▶ [PROVIDED DATA]
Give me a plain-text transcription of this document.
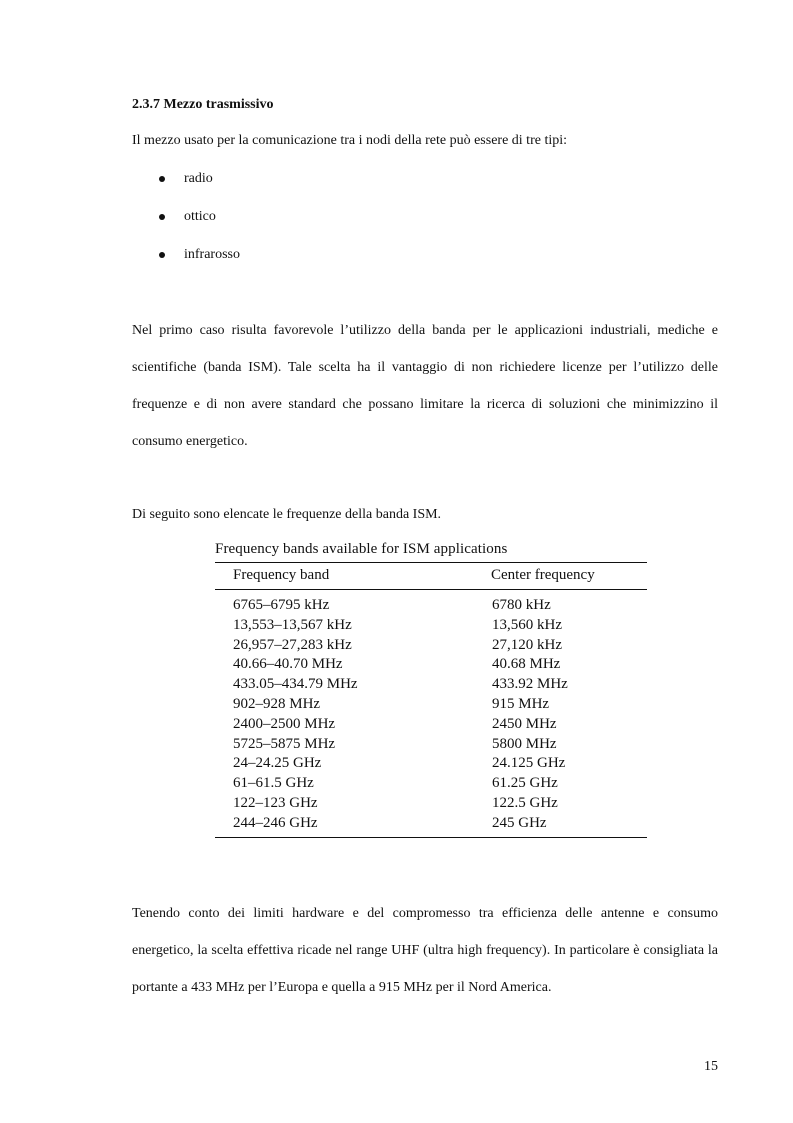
2.3.7 Mezzo trasmissivo

Il mezzo usato per la comunicazione tra i nodi della rete può essere di tre tipi:

radio
ottico
infrarosso

Nel primo caso risulta favorevole l’utilizzo della banda per le applicazioni industriali, mediche e scientifiche (banda ISM). Tale scelta ha il vantaggio di non richiedere licenze per l’utilizzo delle frequenze e di non avere standard che possano limitare la ricerca di soluzioni che minimizzino il consumo energetico.

Di seguito sono elencate le frequenze della banda ISM.

Frequency bands available for ISM applications

Frequency band	Center frequency
6765–6795 kHz	6780 kHz
13,553–13,567 kHz	13,560 kHz
26,957–27,283 kHz	27,120 kHz
40.66–40.70 MHz	40.68 MHz
433.05–434.79 MHz	433.92 MHz
902–928 MHz	915 MHz
2400–2500 MHz	2450 MHz
5725–5875 MHz	5800 MHz
24–24.25 GHz	24.125 GHz
61–61.5 GHz	61.25 GHz
122–123 GHz	122.5 GHz
244–246 GHz	245 GHz

Tenendo conto dei limiti hardware e del compromesso tra efficienza delle antenne e consumo energetico, la scelta effettiva ricade nel range UHF (ultra high frequency). In particolare è consigliata la portante a 433 MHz per l’Europa e quella a 915 MHz per il Nord America.

15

▶ [WHAT TO PRODUCE] Repeat all of the records verbatim, leaving out the pictures.

▶ [ANSWER FOR THIS EXERCISE]
Give me a plain-text transcription of this document.
2.3.7 Mezzo trasmissivo

Il mezzo usato per la comunicazione tra i nodi della rete può essere di tre tipi:

radio
ottico
infrarosso

Nel primo caso risulta favorevole l’utilizzo della banda per le applicazioni industriali, mediche e scientifiche (banda ISM). Tale scelta ha il vantaggio di non richiedere licenze per l’utilizzo delle frequenze e di non avere standard che possano limitare la ricerca di soluzioni che minimizzino il consumo energetico.

Di seguito sono elencate le frequenze della banda ISM.

Frequency bands available for ISM applications

Frequency band	Center frequency
6765–6795 kHz	6780 kHz
13,553–13,567 kHz	13,560 kHz
26,957–27,283 kHz	27,120 kHz
40.66–40.70 MHz	40.68 MHz
433.05–434.79 MHz	433.92 MHz
902–928 MHz	915 MHz
2400–2500 MHz	2450 MHz
5725–5875 MHz	5800 MHz
24–24.25 GHz	24.125 GHz
61–61.5 GHz	61.25 GHz
122–123 GHz	122.5 GHz
244–246 GHz	245 GHz

Tenendo conto dei limiti hardware e del compromesso tra efficienza delle antenne e consumo energetico, la scelta effettiva ricade nel range UHF (ultra high frequency). In particolare è consigliata la portante a 433 MHz per l’Europa e quella a 915 MHz per il Nord America.

15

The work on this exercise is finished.